======== Extracto de datos ========

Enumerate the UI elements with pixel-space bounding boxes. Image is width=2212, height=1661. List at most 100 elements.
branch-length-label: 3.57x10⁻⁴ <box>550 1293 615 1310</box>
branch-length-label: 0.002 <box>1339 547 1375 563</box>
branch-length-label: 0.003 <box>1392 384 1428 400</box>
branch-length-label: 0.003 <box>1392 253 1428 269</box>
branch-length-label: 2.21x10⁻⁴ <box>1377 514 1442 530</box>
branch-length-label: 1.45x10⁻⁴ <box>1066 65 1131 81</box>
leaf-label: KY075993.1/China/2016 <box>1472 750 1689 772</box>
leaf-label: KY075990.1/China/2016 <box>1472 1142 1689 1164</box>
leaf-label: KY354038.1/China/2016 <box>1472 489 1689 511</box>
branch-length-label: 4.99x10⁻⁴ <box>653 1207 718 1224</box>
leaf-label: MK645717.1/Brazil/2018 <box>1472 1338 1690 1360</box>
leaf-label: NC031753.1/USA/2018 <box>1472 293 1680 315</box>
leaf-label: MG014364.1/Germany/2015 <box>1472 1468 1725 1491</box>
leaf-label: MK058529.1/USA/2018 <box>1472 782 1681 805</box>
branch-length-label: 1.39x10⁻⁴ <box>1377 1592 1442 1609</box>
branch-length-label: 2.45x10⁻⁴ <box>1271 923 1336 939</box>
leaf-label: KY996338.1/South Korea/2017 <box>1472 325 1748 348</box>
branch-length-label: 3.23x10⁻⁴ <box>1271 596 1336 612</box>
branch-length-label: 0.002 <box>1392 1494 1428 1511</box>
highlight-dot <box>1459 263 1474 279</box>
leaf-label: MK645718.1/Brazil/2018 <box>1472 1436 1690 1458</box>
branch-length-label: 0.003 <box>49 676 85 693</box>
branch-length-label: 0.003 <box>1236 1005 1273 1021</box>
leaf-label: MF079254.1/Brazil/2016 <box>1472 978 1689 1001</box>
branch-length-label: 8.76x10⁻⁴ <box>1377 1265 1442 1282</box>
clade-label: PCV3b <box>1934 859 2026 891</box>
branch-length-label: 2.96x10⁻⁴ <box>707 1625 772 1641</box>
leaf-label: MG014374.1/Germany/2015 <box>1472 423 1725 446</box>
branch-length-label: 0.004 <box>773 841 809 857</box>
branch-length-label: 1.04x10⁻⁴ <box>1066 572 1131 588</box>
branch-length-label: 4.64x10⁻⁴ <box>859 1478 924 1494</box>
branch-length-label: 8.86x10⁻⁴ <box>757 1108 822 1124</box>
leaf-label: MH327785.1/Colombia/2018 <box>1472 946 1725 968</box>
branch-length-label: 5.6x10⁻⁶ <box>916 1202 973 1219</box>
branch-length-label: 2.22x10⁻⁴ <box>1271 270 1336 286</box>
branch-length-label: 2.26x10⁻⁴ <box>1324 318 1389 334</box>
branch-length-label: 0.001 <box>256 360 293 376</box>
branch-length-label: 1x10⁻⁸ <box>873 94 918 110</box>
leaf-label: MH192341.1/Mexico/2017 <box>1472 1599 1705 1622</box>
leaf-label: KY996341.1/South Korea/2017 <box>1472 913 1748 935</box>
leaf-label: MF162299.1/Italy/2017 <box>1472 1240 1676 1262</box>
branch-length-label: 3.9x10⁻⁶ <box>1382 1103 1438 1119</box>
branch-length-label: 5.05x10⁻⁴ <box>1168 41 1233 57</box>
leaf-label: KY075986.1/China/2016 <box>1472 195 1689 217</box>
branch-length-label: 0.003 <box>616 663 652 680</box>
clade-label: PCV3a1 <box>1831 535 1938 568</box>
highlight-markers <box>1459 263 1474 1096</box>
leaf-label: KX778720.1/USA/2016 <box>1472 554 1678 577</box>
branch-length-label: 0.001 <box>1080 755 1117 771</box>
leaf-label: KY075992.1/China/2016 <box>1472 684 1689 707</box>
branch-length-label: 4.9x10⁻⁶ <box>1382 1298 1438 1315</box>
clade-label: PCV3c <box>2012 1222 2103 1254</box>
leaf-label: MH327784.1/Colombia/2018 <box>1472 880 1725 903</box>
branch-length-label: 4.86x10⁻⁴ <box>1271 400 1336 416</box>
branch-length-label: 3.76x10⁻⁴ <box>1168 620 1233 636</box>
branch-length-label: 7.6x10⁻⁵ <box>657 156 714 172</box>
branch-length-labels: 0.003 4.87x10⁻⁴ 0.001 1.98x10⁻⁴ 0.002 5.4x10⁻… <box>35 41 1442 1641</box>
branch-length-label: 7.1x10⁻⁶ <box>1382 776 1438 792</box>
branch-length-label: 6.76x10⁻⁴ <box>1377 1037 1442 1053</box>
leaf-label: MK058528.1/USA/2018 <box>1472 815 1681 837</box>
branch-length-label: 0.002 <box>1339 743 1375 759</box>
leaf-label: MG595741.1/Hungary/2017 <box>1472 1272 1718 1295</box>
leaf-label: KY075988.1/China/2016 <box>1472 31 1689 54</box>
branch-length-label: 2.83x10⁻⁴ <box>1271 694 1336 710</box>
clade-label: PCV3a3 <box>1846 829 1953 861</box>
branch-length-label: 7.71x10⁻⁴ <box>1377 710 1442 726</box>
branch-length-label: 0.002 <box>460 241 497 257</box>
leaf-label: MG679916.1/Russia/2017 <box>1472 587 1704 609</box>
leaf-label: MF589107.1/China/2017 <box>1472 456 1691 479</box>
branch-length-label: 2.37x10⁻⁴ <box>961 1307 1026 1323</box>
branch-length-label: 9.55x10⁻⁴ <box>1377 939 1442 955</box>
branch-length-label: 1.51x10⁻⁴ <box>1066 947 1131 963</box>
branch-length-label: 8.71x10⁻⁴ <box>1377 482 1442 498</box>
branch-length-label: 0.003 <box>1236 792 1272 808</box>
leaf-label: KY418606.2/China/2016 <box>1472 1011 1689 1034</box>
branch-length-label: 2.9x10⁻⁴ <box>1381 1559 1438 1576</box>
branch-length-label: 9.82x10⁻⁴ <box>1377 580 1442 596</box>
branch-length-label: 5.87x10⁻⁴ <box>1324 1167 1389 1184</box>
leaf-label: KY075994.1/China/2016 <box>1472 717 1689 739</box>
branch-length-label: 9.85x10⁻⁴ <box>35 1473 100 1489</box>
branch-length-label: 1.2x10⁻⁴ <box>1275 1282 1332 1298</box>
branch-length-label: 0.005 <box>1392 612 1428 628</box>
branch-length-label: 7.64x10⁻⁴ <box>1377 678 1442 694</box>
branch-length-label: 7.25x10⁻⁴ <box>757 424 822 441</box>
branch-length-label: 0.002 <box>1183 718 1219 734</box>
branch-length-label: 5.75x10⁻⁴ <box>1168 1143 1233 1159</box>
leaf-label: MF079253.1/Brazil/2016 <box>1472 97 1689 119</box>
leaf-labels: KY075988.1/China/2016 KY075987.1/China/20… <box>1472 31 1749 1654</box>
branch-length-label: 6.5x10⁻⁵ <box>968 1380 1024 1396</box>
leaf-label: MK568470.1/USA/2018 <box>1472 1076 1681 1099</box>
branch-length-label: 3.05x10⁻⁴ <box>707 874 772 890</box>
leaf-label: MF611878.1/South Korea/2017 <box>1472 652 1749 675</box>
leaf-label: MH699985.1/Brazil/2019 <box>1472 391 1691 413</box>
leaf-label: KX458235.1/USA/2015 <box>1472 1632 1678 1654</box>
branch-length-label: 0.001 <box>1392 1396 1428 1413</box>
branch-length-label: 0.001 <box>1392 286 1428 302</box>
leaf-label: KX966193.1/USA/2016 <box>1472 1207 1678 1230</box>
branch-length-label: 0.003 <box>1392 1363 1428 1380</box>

========

Reescriba todos los ítems anteriores como una lista numerada y omita las líneas en blanco.

(Resultado completo)
1. Enumerate the UI elements with pixel-space bounding boxes. Image is width=2212, height=1661. List at most 100 elements.
2. branch-length-label: 3.57x10⁻⁴ <box>550 1293 615 1310</box>
3. branch-length-label: 0.002 <box>1339 547 1375 563</box>
4. branch-length-label: 0.003 <box>1392 384 1428 400</box>
5. branch-length-label: 0.003 <box>1392 253 1428 269</box>
6. branch-length-label: 2.21x10⁻⁴ <box>1377 514 1442 530</box>
7. branch-length-label: 1.45x10⁻⁴ <box>1066 65 1131 81</box>
8. leaf-label: KY075993.1/China/2016 <box>1472 750 1689 772</box>
9. leaf-label: KY075990.1/China/2016 <box>1472 1142 1689 1164</box>
10. leaf-label: KY354038.1/China/2016 <box>1472 489 1689 511</box>
11. branch-length-label: 4.99x10⁻⁴ <box>653 1207 718 1224</box>
12. leaf-label: MK645717.1/Brazil/2018 <box>1472 1338 1690 1360</box>
13. leaf-label: NC031753.1/USA/2018 <box>1472 293 1680 315</box>
14. leaf-label: MG014364.1/Germany/2015 <box>1472 1468 1725 1491</box>
15. leaf-label: MK058529.1/USA/2018 <box>1472 782 1681 805</box>
16. branch-length-label: 1.39x10⁻⁴ <box>1377 1592 1442 1609</box>
17. branch-length-label: 2.45x10⁻⁴ <box>1271 923 1336 939</box>
18. leaf-label: KY996338.1/South Korea/2017 <box>1472 325 1748 348</box>
19. branch-length-label: 3.23x10⁻⁴ <box>1271 596 1336 612</box>
20. branch-length-label: 0.002 <box>1392 1494 1428 1511</box>
21. highlight-dot <box>1459 263 1474 279</box>
22. leaf-label: MK645718.1/Brazil/2018 <box>1472 1436 1690 1458</box>
23. branch-length-label: 0.003 <box>49 676 85 693</box>
24. branch-length-label: 0.003 <box>1236 1005 1273 1021</box>
25. leaf-label: MF079254.1/Brazil/2016 <box>1472 978 1689 1001</box>
26. branch-length-label: 8.76x10⁻⁴ <box>1377 1265 1442 1282</box>
27. clade-label: PCV3b <box>1934 859 2026 891</box>
28. branch-length-label: 2.96x10⁻⁴ <box>707 1625 772 1641</box>
29. leaf-label: MG014374.1/Germany/2015 <box>1472 423 1725 446</box>
30. branch-length-label: 0.004 <box>773 841 809 857</box>
31. branch-length-label: 1.04x10⁻⁴ <box>1066 572 1131 588</box>
32. branch-length-label: 4.64x10⁻⁴ <box>859 1478 924 1494</box>
33. branch-length-label: 8.86x10⁻⁴ <box>757 1108 822 1124</box>
34. leaf-label: MH327785.1/Colombia/2018 <box>1472 946 1725 968</box>
35. branch-length-label: 5.6x10⁻⁶ <box>916 1202 973 1219</box>
36. branch-length-label: 2.22x10⁻⁴ <box>1271 270 1336 286</box>
37. branch-length-label: 2.26x10⁻⁴ <box>1324 318 1389 334</box>
38. branch-length-label: 0.001 <box>256 360 293 376</box>
39. branch-length-label: 1x10⁻⁸ <box>873 94 918 110</box>
40. leaf-label: MH192341.1/Mexico/2017 <box>1472 1599 1705 1622</box>
41. leaf-label: KY996341.1/South Korea/2017 <box>1472 913 1748 935</box>
42. leaf-label: MF162299.1/Italy/2017 <box>1472 1240 1676 1262</box>
43. branch-length-label: 3.9x10⁻⁶ <box>1382 1103 1438 1119</box>
44. branch-length-label: 5.05x10⁻⁴ <box>1168 41 1233 57</box>
45. leaf-label: KY075986.1/China/2016 <box>1472 195 1689 217</box>
46. branch-length-label: 0.003 <box>616 663 652 680</box>
47. clade-label: PCV3a1 <box>1831 535 1938 568</box>
48. highlight-markers <box>1459 263 1474 1096</box>
49. leaf-label: KX778720.1/USA/2016 <box>1472 554 1678 577</box>
50. branch-length-label: 0.001 <box>1080 755 1117 771</box>
51. leaf-label: KY075992.1/China/2016 <box>1472 684 1689 707</box>
52. branch-length-label: 4.9x10⁻⁶ <box>1382 1298 1438 1315</box>
53. clade-label: PCV3c <box>2012 1222 2103 1254</box>
54. leaf-label: MH327784.1/Colombia/2018 <box>1472 880 1725 903</box>
55. branch-length-label: 4.86x10⁻⁴ <box>1271 400 1336 416</box>
56. branch-length-label: 3.76x10⁻⁴ <box>1168 620 1233 636</box>
57. branch-length-label: 7.6x10⁻⁵ <box>657 156 714 172</box>
58. branch-length-labels: 0.003 4.87x10⁻⁴ 0.001 1.98x10⁻⁴ 0.002 5.4x10⁻… <box>35 41 1442 1641</box>
59. branch-length-label: 7.1x10⁻⁶ <box>1382 776 1438 792</box>
60. branch-length-label: 6.76x10⁻⁴ <box>1377 1037 1442 1053</box>
61. leaf-label: MK058528.1/USA/2018 <box>1472 815 1681 837</box>
62. branch-length-label: 0.002 <box>1339 743 1375 759</box>
63. leaf-label: MG595741.1/Hungary/2017 <box>1472 1272 1718 1295</box>
64. leaf-label: KY075988.1/China/2016 <box>1472 31 1689 54</box>
65. branch-length-label: 2.83x10⁻⁴ <box>1271 694 1336 710</box>
66. clade-label: PCV3a3 <box>1846 829 1953 861</box>
67. branch-length-label: 7.71x10⁻⁴ <box>1377 710 1442 726</box>
68. branch-length-label: 0.002 <box>460 241 497 257</box>
69. leaf-label: MG679916.1/Russia/2017 <box>1472 587 1704 609</box>
70. leaf-label: MF589107.1/China/2017 <box>1472 456 1691 479</box>
71. branch-length-label: 2.37x10⁻⁴ <box>961 1307 1026 1323</box>
72. branch-length-label: 9.55x10⁻⁴ <box>1377 939 1442 955</box>
73. branch-length-label: 1.51x10⁻⁴ <box>1066 947 1131 963</box>
74. branch-length-label: 8.71x10⁻⁴ <box>1377 482 1442 498</box>
75. branch-length-label: 0.003 <box>1236 792 1272 808</box>
76. leaf-label: KY418606.2/China/2016 <box>1472 1011 1689 1034</box>
77. branch-length-label: 2.9x10⁻⁴ <box>1381 1559 1438 1576</box>
78. branch-length-label: 9.82x10⁻⁴ <box>1377 580 1442 596</box>
79. branch-length-label: 5.87x10⁻⁴ <box>1324 1167 1389 1184</box>
80. leaf-label: KY075994.1/China/2016 <box>1472 717 1689 739</box>
81. branch-length-label: 9.85x10⁻⁴ <box>35 1473 100 1489</box>
82. branch-length-label: 1.2x10⁻⁴ <box>1275 1282 1332 1298</box>
83. branch-length-label: 0.005 <box>1392 612 1428 628</box>
84. branch-length-label: 7.64x10⁻⁴ <box>1377 678 1442 694</box>
85. branch-length-label: 7.25x10⁻⁴ <box>757 424 822 441</box>
86. branch-length-label: 0.002 <box>1183 718 1219 734</box>
87. branch-length-label: 5.75x10⁻⁴ <box>1168 1143 1233 1159</box>
88. leaf-label: MF079253.1/Brazil/2016 <box>1472 97 1689 119</box>
89. leaf-labels: KY075988.1/China/2016 KY075987.1/China/20… <box>1472 31 1749 1654</box>
90. branch-length-label: 6.5x10⁻⁵ <box>968 1380 1024 1396</box>
91. leaf-label: MK568470.1/USA/2018 <box>1472 1076 1681 1099</box>
92. branch-length-label: 3.05x10⁻⁴ <box>707 874 772 890</box>
93. leaf-label: MF611878.1/South Korea/2017 <box>1472 652 1749 675</box>
94. leaf-label: MH699985.1/Brazil/2019 <box>1472 391 1691 413</box>
95. leaf-label: KX458235.1/USA/2015 <box>1472 1632 1678 1654</box>
96. branch-length-label: 0.001 <box>1392 1396 1428 1413</box>
97. branch-length-label: 0.001 <box>1392 286 1428 302</box>
98. leaf-label: KX966193.1/USA/2016 <box>1472 1207 1678 1230</box>
99. branch-length-label: 0.003 <box>1392 1363 1428 1380</box>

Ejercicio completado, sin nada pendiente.